» GIVEN TASK:
Review the lines that follow and copy each one that contains the word "month".

» RECORDS FOR THE TASK:

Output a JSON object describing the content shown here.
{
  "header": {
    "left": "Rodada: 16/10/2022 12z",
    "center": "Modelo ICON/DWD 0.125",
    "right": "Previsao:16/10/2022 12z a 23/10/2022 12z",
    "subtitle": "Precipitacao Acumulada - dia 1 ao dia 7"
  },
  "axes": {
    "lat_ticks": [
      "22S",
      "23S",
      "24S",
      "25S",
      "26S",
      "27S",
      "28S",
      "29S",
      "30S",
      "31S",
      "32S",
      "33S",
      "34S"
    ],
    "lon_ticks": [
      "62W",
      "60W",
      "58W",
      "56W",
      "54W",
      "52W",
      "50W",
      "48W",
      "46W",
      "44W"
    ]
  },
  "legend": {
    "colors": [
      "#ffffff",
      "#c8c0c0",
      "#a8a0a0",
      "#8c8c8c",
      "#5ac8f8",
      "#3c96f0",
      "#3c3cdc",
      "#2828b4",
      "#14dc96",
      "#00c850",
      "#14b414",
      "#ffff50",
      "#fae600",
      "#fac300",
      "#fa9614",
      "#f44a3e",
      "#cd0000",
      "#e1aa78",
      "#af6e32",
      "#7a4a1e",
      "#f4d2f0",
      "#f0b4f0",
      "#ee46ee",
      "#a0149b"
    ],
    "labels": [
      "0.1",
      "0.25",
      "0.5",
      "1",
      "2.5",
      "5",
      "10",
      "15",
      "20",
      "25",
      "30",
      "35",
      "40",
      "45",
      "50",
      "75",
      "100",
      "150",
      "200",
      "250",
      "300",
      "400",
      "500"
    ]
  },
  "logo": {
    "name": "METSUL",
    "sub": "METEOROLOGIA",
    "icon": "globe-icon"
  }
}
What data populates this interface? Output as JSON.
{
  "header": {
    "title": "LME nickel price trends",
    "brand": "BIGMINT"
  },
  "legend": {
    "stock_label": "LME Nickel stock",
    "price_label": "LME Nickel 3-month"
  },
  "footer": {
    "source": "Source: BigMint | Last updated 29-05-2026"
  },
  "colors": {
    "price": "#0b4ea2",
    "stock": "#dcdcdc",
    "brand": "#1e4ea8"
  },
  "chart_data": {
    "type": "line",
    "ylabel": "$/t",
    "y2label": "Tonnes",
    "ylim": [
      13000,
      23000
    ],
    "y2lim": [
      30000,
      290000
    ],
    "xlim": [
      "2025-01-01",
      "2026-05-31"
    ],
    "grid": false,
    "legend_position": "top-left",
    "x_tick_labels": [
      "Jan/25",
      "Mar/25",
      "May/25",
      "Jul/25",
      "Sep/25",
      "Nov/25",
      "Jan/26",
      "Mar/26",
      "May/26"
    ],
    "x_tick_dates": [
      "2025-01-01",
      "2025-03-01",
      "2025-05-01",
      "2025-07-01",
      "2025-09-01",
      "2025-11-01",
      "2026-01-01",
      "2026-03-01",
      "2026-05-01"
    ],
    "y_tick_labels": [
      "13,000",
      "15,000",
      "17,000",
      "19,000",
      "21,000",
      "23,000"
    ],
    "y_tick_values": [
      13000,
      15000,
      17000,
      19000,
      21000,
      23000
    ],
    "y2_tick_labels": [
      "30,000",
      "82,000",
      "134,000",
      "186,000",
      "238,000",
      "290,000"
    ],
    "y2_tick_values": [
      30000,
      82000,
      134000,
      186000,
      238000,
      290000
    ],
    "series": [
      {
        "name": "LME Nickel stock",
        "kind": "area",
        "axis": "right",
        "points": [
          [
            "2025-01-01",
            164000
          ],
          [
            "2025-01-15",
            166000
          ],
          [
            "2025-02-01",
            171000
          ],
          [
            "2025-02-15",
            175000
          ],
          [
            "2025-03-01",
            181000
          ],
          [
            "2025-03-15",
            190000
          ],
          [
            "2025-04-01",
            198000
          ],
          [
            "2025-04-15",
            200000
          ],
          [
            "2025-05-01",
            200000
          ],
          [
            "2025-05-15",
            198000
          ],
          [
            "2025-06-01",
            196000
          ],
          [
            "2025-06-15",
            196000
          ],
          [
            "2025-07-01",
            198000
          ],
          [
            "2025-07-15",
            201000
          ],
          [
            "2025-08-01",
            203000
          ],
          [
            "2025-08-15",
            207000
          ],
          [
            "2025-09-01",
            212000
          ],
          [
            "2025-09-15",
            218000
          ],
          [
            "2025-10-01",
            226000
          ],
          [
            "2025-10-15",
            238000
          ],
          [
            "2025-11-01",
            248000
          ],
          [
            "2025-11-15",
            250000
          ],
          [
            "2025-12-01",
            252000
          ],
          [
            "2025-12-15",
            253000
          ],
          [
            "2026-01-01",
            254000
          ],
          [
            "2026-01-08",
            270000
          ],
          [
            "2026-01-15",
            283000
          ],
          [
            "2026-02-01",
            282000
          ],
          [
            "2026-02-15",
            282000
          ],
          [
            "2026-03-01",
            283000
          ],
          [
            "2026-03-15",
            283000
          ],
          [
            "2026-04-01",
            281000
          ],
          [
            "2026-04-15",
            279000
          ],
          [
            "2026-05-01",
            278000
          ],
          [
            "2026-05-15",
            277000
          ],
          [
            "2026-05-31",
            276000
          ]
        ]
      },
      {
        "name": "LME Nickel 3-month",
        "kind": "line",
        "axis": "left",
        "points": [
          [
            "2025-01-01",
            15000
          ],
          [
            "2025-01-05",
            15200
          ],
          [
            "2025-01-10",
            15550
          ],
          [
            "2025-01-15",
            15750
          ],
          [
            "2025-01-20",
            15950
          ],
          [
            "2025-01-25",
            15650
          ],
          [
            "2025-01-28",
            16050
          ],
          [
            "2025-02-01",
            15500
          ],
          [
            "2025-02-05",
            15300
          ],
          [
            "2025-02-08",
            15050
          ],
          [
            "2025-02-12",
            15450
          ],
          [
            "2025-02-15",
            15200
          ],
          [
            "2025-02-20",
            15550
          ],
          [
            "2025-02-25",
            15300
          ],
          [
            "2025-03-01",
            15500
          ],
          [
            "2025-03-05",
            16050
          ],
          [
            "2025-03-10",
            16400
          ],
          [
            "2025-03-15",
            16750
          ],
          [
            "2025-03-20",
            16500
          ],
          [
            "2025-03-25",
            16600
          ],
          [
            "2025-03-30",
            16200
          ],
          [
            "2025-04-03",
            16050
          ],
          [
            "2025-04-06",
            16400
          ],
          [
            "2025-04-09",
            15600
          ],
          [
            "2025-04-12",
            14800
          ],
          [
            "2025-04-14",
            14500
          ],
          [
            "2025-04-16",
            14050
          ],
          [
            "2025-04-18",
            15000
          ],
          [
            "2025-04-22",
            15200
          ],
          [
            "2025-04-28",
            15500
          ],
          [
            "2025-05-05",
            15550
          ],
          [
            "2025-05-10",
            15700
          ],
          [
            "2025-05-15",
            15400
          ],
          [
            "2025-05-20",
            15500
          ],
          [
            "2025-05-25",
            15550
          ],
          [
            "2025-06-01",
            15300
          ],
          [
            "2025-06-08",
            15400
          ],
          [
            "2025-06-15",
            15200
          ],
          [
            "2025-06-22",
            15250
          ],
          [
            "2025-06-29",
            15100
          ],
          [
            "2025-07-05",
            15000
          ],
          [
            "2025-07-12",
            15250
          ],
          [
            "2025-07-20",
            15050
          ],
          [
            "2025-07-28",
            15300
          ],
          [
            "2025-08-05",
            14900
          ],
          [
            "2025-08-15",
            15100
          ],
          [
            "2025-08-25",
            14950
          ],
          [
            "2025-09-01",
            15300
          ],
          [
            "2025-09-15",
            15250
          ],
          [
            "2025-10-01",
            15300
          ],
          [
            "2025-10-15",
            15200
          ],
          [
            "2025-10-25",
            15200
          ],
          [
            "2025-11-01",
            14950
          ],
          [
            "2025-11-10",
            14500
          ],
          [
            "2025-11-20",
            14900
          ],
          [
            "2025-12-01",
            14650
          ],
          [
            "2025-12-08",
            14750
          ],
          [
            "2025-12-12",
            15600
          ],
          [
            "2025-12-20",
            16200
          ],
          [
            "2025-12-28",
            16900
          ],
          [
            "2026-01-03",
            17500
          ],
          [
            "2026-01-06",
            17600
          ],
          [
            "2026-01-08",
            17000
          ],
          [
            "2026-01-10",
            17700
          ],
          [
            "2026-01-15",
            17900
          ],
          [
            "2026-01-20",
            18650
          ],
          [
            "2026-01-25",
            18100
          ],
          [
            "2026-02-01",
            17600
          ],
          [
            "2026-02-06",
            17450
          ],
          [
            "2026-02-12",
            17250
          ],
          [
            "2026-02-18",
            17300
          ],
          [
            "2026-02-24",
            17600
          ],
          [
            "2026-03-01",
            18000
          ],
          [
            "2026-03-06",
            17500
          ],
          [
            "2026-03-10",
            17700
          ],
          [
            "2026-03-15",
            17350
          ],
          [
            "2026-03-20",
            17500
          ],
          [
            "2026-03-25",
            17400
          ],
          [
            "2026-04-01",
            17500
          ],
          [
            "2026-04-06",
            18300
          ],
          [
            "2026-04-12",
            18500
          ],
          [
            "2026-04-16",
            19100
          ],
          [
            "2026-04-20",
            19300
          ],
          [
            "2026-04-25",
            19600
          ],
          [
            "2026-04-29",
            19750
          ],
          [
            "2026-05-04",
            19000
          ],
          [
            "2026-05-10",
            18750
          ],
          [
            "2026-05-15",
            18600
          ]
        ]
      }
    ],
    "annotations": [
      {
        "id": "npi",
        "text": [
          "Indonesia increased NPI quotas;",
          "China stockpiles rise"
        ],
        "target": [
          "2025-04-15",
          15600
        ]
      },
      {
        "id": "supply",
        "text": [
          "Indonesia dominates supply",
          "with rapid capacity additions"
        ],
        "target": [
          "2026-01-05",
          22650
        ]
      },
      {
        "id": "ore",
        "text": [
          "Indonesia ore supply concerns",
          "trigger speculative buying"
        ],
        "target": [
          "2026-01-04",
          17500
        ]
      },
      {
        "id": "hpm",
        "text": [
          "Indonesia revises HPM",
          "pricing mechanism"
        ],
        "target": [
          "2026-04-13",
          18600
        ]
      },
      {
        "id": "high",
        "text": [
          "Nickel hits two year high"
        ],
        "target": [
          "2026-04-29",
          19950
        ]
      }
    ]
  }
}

» WRITTEN SOLUTION:
    "price_label": "LME Nickel 3-month"
        "name": "LME Nickel 3-month",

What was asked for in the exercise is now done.